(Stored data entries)
───
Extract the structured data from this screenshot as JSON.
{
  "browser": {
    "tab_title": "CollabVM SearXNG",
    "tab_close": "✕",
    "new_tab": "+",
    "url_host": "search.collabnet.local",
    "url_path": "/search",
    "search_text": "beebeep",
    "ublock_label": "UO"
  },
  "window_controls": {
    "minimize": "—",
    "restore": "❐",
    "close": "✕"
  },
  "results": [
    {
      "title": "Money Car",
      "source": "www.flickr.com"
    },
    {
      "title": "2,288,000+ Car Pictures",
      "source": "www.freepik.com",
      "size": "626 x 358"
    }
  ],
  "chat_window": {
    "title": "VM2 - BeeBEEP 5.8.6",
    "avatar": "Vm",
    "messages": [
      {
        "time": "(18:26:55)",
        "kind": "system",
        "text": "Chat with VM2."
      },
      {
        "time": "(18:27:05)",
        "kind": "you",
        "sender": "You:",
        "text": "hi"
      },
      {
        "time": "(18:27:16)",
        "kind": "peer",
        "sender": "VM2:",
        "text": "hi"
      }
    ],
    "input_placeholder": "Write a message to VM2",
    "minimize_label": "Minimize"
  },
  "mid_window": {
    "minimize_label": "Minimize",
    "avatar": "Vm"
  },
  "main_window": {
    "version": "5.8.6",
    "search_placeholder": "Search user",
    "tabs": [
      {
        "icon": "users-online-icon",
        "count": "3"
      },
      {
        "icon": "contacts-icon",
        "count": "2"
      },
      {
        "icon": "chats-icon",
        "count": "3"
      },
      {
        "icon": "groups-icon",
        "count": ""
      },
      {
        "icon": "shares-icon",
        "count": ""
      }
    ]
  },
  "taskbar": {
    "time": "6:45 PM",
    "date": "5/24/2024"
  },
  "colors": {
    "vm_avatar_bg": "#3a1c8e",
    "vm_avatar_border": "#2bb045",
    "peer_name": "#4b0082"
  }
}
───
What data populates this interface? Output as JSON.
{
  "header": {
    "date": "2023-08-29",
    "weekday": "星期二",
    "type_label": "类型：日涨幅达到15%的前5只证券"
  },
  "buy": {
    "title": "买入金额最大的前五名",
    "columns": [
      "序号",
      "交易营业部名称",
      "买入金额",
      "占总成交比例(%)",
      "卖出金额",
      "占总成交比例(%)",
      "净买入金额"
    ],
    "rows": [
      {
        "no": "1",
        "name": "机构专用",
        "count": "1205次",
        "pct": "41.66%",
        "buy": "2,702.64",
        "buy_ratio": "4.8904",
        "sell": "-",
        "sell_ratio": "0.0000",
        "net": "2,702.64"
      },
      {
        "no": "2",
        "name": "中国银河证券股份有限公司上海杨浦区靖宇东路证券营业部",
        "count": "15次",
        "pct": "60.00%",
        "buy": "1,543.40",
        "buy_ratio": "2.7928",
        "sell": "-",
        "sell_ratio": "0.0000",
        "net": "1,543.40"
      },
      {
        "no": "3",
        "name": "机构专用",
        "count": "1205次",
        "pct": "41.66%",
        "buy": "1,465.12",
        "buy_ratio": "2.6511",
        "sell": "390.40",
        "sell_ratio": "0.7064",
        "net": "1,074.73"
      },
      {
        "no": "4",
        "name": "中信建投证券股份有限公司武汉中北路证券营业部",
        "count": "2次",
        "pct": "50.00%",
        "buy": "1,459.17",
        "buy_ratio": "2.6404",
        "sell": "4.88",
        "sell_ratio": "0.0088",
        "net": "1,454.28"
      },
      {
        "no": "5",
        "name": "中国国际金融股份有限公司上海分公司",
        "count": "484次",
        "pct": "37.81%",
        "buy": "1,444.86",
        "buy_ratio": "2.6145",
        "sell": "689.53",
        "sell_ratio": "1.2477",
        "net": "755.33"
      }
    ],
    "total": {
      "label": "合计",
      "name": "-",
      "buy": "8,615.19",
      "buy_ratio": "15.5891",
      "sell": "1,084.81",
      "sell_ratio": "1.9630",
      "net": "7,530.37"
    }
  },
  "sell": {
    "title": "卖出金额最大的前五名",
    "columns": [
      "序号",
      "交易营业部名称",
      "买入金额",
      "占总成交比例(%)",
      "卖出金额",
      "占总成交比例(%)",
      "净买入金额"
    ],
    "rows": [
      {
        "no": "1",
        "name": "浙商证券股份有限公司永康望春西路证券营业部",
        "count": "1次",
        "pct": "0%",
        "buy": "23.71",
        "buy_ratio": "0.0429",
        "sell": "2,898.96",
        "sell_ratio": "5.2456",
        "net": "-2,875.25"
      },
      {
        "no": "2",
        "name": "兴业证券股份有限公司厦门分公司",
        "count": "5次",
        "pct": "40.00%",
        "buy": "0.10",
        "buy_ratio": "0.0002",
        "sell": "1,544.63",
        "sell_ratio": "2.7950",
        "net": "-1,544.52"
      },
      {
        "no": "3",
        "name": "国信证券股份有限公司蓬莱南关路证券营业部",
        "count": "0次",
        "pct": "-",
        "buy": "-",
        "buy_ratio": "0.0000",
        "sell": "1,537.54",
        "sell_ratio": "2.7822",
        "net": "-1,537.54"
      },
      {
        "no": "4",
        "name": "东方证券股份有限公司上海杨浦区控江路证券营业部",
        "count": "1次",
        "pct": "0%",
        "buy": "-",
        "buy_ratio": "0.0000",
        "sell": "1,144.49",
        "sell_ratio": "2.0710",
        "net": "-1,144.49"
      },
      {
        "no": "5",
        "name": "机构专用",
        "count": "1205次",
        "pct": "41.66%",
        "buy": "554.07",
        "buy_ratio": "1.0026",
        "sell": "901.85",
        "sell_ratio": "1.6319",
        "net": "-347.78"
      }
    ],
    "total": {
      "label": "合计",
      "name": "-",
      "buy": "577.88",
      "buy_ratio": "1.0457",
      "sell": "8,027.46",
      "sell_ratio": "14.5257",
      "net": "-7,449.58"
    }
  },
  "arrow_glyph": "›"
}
───
In the entries above, find every line holding the word "time" and copy it out.

        "time": "(18:26:55)",
        "time": "(18:27:05)",
        "time": "(18:27:16)",
    "time": "6:45 PM",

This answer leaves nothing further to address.